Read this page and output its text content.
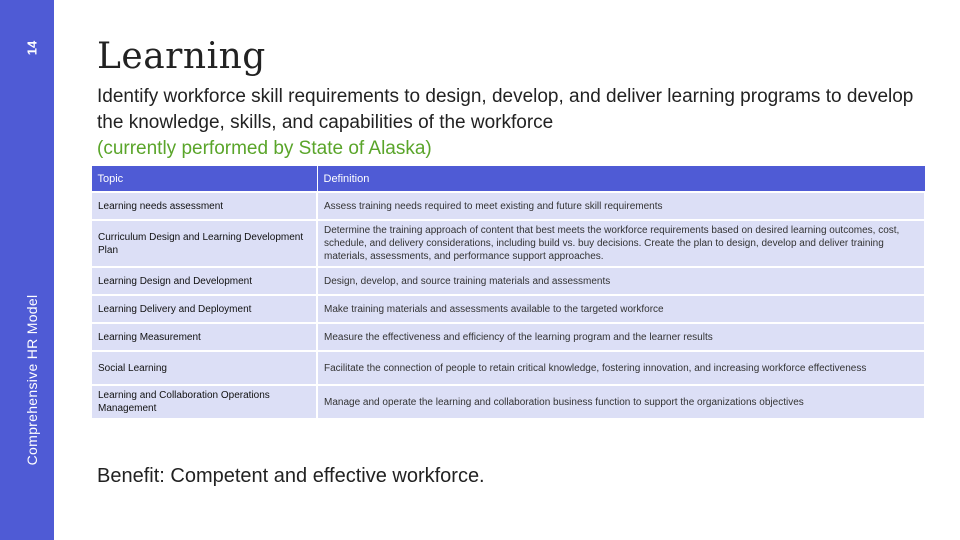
14
Comprehensive HR Model
Learning
Identify workforce skill requirements to design, develop, and deliver learning programs to develop the knowledge, skills, and capabilities of the workforce
(currently performed by State of Alaska)
Topic	Definition
Learning needs assessment	Assess training needs required to meet existing and future skill requirements
Curriculum Design and Learning Development Plan	Determine the training approach of content that best meets the workforce requirements based on desired learning outcomes, cost, schedule, and delivery considerations, including build vs. buy decisions. Create the plan to design, develop and deliver training materials, assessments, and performance support approaches.
Learning Design and Development	Design, develop, and source training materials and assessments
Learning Delivery and Deployment	Make training materials and assessments available to the targeted workforce
Learning Measurement	Measure the effectiveness and efficiency of the learning program and the learner results
Social Learning	Facilitate the connection of people to retain critical knowledge, fostering innovation, and increasing workforce effectiveness
Learning and Collaboration Operations Management	Manage and operate the learning and collaboration business function to support the organizations objectives
Benefit: Competent and effective workforce.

What is expected:
Going through the entries above, report how many lines include the string "knowledge". The number alone is the answer.

Full output:
2